**Selection:**
** Begin **
By Randall MellFebruary 21, 2018, 1:34 pm

The Bear Trap awaits in South Florida.

With hot, sunny days forecast for all four rounds of the Honda Classic, the mercury’s rising, especially at the 17th hole, where the revelry at the Goslings Bear Trap party pavilion could turn the tee box into a sweat box.

It may be even steamier for women playing the Honda LPGA Thailand, with temperatures forecast in the 90s for the weekend.

Here’s our special heat index gauging the toastiest seats in golf this week:

Five-alarm salsa – PGA National’s 17th tee

PGA Tour pros almost universally don’t want to see the craziness promoted at the Phoenix Open’s party hole (No. 16) duplicated at other Tour events, but they will get a distant cousin this week at the Honda Classic.

The Goslings Bear Trap party pavilion sits over the 17th tee, where Graeme McDowell cracked that players can get “splashed with vodka cranberries” if the wind is right. The Cobra Puma Village surrounds the 17th green.
** End **
**What this exercise asks:**
1: Answer these from the Honda Classic article:
(a) What weather is forecast for all four rounds of the Honda Classic?
(b) What temperatures are forecast for the weekend at the Honda LPGA Thailand?
(c) Which hole is the Phoenix Open's party hole?
2: Copy the part of the Honda Classic article starting with "With hot, sunny" and going on through "the Honda Classic.".

**Record excerpts:**
** Begin **
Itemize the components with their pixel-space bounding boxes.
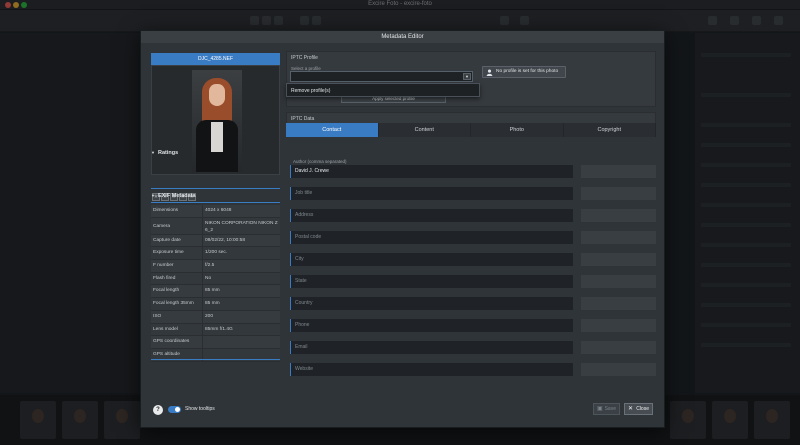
iptc-tabs: Contact Content Photo Copyright — [286, 123, 656, 137]
exif-row: F number f/2.5 — [151, 260, 280, 273]
caret-down-icon: ▼ — [151, 150, 155, 155]
help-icon[interactable]: ? — [153, 405, 163, 415]
no-profile-button[interactable]: No profile is set for this photo — [482, 66, 566, 78]
exif-key: Dimensions — [151, 205, 203, 217]
exif-row: Flash fired No — [151, 272, 280, 286]
save-icon: ▣ — [597, 406, 603, 412]
close-label: Close — [636, 406, 649, 412]
city-field[interactable]: City — [290, 253, 573, 266]
exif-value: NIKON CORPORATION NIKON Z 6_2 — [205, 220, 278, 233]
field-extra — [581, 363, 656, 376]
exif-key: Lens model — [151, 323, 203, 336]
field-extra — [581, 209, 656, 222]
close-button[interactable]: ✕ Close — [624, 403, 653, 415]
exif-label: EXIF Metadata — [157, 193, 196, 199]
divider — [151, 359, 280, 360]
field-extra — [581, 319, 656, 332]
exif-value: No — [205, 275, 212, 281]
job-title-field[interactable]: Job title — [290, 187, 573, 200]
divider — [151, 188, 280, 189]
profile-select[interactable]: ▼ — [290, 71, 473, 82]
field-extra — [581, 231, 656, 244]
email-field[interactable]: Email — [290, 341, 573, 354]
author-field[interactable]: David J. Crewe — [290, 165, 573, 178]
dropdown-arrow-icon[interactable]: ▼ — [463, 73, 471, 80]
exif-table: Dimensions 4024 x 6048 Camera NIKON CORPOR… — [151, 205, 280, 362]
exif-value: 200 — [205, 313, 214, 319]
exif-row: Capture date 08/02/22, 10:00:58 — [151, 234, 280, 248]
tab-contact[interactable]: Contact — [286, 123, 379, 137]
field-extra — [581, 297, 656, 310]
field-extra — [581, 187, 656, 200]
save-label: Save — [604, 406, 616, 412]
field-extra — [581, 275, 656, 288]
address-field[interactable]: Address — [290, 209, 573, 222]
country-field[interactable]: Country — [290, 297, 573, 310]
exif-row: Lens model 85mm f/1.4G — [151, 323, 280, 337]
exif-key: Focal length 35mm — [151, 298, 203, 310]
exif-value: 4024 x 6048 — [205, 208, 232, 213]
field-extra — [581, 341, 656, 354]
exif-value — [203, 336, 280, 348]
ratings-section-header[interactable]: ▼ Ratings — [151, 148, 280, 158]
website-field[interactable]: Website — [290, 363, 573, 376]
exif-value: 08/02/22, 10:00:58 — [205, 237, 246, 243]
metadata-editor-dialog: Metadata Editor DJC_4285.NEF ▼ Ratings ★ … — [140, 30, 665, 428]
postal-code-field[interactable]: Postal code — [290, 231, 573, 244]
iptc-profile-title: IPTC Profile — [291, 55, 318, 61]
tooltips-toggle[interactable] — [168, 406, 181, 413]
exif-section-header[interactable]: ▼ EXIF Metadata — [151, 191, 280, 201]
remove-profile-menu-item[interactable]: Remove profile(s) — [287, 84, 479, 98]
exif-row: Focal length 85 mm — [151, 285, 280, 299]
no-profile-label: No profile is set for this photo — [496, 69, 559, 74]
divider — [151, 202, 280, 203]
exif-key: F number — [151, 260, 203, 272]
dialog-title: Metadata Editor — [141, 31, 664, 43]
field-extra — [581, 165, 656, 178]
phone-field[interactable]: Phone — [290, 319, 573, 332]
exif-row: Focal length 35mm 85 mm — [151, 298, 280, 311]
exif-row: Dimensions 4024 x 6048 — [151, 205, 280, 218]
exif-value: 85 mm — [205, 301, 220, 307]
exif-value: 1/200 sec. — [205, 250, 228, 256]
exif-key: Exposure time — [151, 247, 203, 260]
exif-row: GPS coordinates — [151, 336, 280, 349]
exif-key: Flash fired — [151, 272, 203, 285]
caret-down-icon: ▼ — [151, 193, 155, 198]
exif-row: ISO 200 — [151, 310, 280, 324]
exif-row: Exposure time 1/200 sec. — [151, 247, 280, 261]
exif-key: Camera — [151, 217, 203, 234]
tab-photo[interactable]: Photo — [471, 123, 564, 137]
save-button[interactable]: ▣ Save — [593, 403, 620, 415]
tab-content[interactable]: Content — [379, 123, 471, 137]
iptc-data-panel: IPTC Data — [286, 112, 656, 123]
exif-value: f/2.5 — [205, 263, 215, 269]
exif-key: GPS coordinates — [151, 336, 203, 348]
state-field[interactable]: State — [290, 275, 573, 288]
photo-preview — [151, 65, 280, 175]
tab-copyright[interactable]: Copyright — [564, 123, 656, 137]
exif-value: 85mm f/1.4G — [205, 326, 233, 332]
exif-key: Capture date — [151, 234, 203, 247]
tooltips-label: Show tooltips — [185, 406, 215, 412]
toggle-knob — [175, 407, 180, 412]
close-icon: ✕ — [628, 406, 634, 412]
profile-dropdown-menu: Remove profile(s) — [286, 83, 480, 97]
photo-filename: DJC_4285.NEF — [151, 53, 280, 65]
exif-row: Camera NIKON CORPORATION NIKON Z 6_2 — [151, 217, 280, 235]
field-extra — [581, 253, 656, 266]
ratings-label: Ratings — [157, 150, 179, 156]
author-label: Author (comma separated) — [293, 159, 347, 164]
exif-value: 85 mm — [205, 288, 220, 294]
exif-key: Focal length — [151, 285, 203, 298]
exif-key: ISO — [151, 310, 203, 323]
user-icon — [486, 69, 493, 76]
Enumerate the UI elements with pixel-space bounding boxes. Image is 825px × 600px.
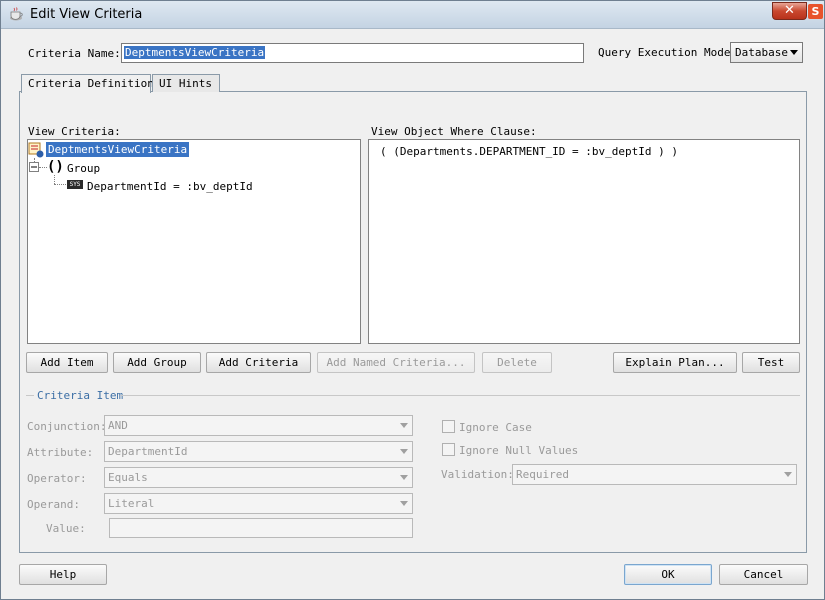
tree-connector (54, 184, 66, 185)
chevron-down-icon (400, 475, 408, 480)
ignore-null-values-checkbox[interactable] (442, 443, 455, 456)
delete-button[interactable]: Delete (482, 352, 552, 373)
attribute-select[interactable]: DepartmentId (104, 441, 413, 462)
tree-root-label: DeptmentsViewCriteria (46, 142, 190, 157)
chevron-down-icon (790, 50, 798, 55)
test-button[interactable]: Test (742, 352, 800, 373)
tab-criteria-definition-label: Criteria Definition (28, 77, 154, 90)
ignore-case-checkbox[interactable] (442, 420, 455, 433)
close-button[interactable]: ✕ (772, 2, 807, 20)
divider (121, 395, 800, 396)
title-bar[interactable]: Edit View Criteria ✕ S (1, 1, 824, 29)
ok-button[interactable]: OK (624, 564, 712, 585)
query-execution-mode-select[interactable]: Database (730, 42, 803, 63)
conjunction-label: Conjunction: (27, 420, 107, 433)
query-execution-mode-value: Database (735, 46, 788, 59)
tab-ui-hints[interactable]: UI Hints (152, 74, 220, 92)
chevron-down-icon (784, 472, 792, 477)
cancel-button[interactable]: Cancel (719, 564, 808, 585)
add-named-criteria-button[interactable]: Add Named Criteria... (317, 352, 475, 373)
view-criteria-label: View Criteria: (28, 125, 121, 138)
operator-label: Operator: (27, 472, 87, 485)
view-criteria-icon (28, 142, 44, 158)
operator-select[interactable]: Equals (104, 467, 413, 488)
where-clause-text[interactable]: ( (Departments.DEPARTMENT_ID = :bv_deptI… (368, 139, 800, 344)
validation-label: Validation: (441, 468, 514, 481)
tree-connector (39, 167, 47, 168)
conjunction-value: AND (108, 419, 128, 432)
ignore-null-values-label: Ignore Null Values (459, 444, 579, 457)
window-title: Edit View Criteria (30, 7, 143, 22)
criteria-name-input[interactable]: DeptmentsViewCriteria (121, 43, 584, 63)
operand-label: Operand: (27, 498, 80, 511)
criteria-item-legend: Criteria Item (37, 389, 124, 402)
add-item-button[interactable]: Add Item (26, 352, 108, 373)
operand-value: Literal (108, 497, 155, 510)
tree-root-node[interactable]: DeptmentsViewCriteria (46, 142, 190, 157)
operator-value: Equals (108, 471, 148, 484)
value-label: Value: (46, 522, 86, 535)
tree-item-label: DepartmentId = :bv_deptId (87, 180, 253, 193)
add-criteria-button[interactable]: Add Criteria (206, 352, 311, 373)
validation-select[interactable]: Required (512, 464, 797, 485)
s-badge-icon[interactable]: S (808, 4, 823, 19)
criteria-name-value: DeptmentsViewCriteria (124, 46, 266, 59)
value-input[interactable] (109, 518, 413, 538)
divider (26, 395, 34, 396)
chevron-down-icon (400, 423, 408, 428)
attribute-label: Attribute: (27, 446, 94, 459)
query-execution-mode-label: Query Execution Mode: (598, 46, 738, 59)
operand-select[interactable]: Literal (104, 493, 413, 514)
attribute-value: DepartmentId (108, 445, 188, 458)
criteria-name-label: Criteria Name: (28, 47, 121, 60)
chevron-down-icon (400, 449, 408, 454)
help-button[interactable]: Help (19, 564, 107, 585)
edit-view-criteria-dialog: Edit View Criteria ✕ S Criteria Name: De… (0, 0, 825, 600)
tab-ui-hints-label: UI Hints (159, 77, 212, 90)
validation-value: Required (516, 468, 569, 481)
explain-plan-button[interactable]: Explain Plan... (613, 352, 737, 373)
tree-group-node[interactable]: Group (67, 162, 100, 175)
tree-group-label: Group (67, 162, 101, 175)
tree-item-node[interactable]: DepartmentId = :bv_deptId (87, 180, 253, 193)
view-criteria-tree[interactable]: DeptmentsViewCriteria () Group SYS Depar… (27, 139, 361, 344)
chevron-down-icon (400, 501, 408, 506)
conjunction-select[interactable]: AND (104, 415, 413, 436)
ignore-case-label: Ignore Case (459, 421, 532, 434)
criteria-item-icon: SYS (67, 180, 83, 189)
where-clause-label: View Object Where Clause: (371, 125, 537, 138)
tab-criteria-definition[interactable]: Criteria Definition (21, 74, 154, 93)
group-parentheses-icon: () (47, 159, 64, 175)
coffee-cup-icon (10, 7, 23, 21)
tree-connector (54, 175, 55, 184)
close-icon: ✕ (784, 3, 795, 18)
add-group-button[interactable]: Add Group (113, 352, 201, 373)
where-clause-value: ( (Departments.DEPARTMENT_ID = :bv_deptI… (380, 145, 679, 158)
** End **
**Task responses:**
1:
(a) Hot, sunny days.
(b) Temperatures in the 90s.
(c) No. 16.

2:
With hot, sunny days forecast for all four rounds of the Honda Classic, the mercury’s rising, especially at the 17th hole, where the revelry at the Goslings Bear Trap party pavilion could turn the tee box into a sweat box.

It may be even steamier for women playing the Honda LPGA Thailand, with temperatures forecast in the 90s for the weekend.

Here’s our special heat index gauging the toastiest seats in golf this week:

Five-alarm salsa – PGA National’s 17th tee

PGA Tour pros almost universally don’t want to see the craziness promoted at the Phoenix Open’s party hole (No. 16) duplicated at other Tour events, but they will get a distant cousin this week at the Honda Classic.